TASK:
Everything from the line containing "What does this" down to the last line of the entries below must be transcribed exactly, and nothing else.

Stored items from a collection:
— Begin —

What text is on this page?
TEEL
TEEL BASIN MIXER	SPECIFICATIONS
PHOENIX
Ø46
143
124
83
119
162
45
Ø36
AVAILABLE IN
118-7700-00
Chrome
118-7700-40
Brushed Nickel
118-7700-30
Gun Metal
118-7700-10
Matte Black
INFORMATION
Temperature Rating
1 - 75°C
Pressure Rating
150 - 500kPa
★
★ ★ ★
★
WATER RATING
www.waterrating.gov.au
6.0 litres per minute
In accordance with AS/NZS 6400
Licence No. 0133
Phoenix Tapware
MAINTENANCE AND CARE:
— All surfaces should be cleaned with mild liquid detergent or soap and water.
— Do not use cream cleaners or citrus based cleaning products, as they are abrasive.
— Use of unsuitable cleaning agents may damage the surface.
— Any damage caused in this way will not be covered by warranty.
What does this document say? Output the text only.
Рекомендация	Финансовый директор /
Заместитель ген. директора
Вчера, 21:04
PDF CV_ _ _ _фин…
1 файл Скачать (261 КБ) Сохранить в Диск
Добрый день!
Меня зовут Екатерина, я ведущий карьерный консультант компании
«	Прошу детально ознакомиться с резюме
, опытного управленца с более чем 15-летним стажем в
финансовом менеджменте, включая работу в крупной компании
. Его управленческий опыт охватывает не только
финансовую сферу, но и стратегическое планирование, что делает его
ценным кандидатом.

— End —

TASK OUTPUT:
What does this document say? Output the text only.
Рекомендация	Финансовый директор /
Заместитель ген. директора
Вчера, 21:04
PDF CV_ _ _ _фин…
1 файл Скачать (261 КБ) Сохранить в Диск
Добрый день!
Меня зовут Екатерина, я ведущий карьерный консультант компании
«	Прошу детально ознакомиться с резюме
, опытного управленца с более чем 15-летним стажем в
финансовом менеджменте, включая работу в крупной компании
. Его управленческий опыт охватывает не только
финансовую сферу, но и стратегическое планирование, что делает его
ценным кандидатом.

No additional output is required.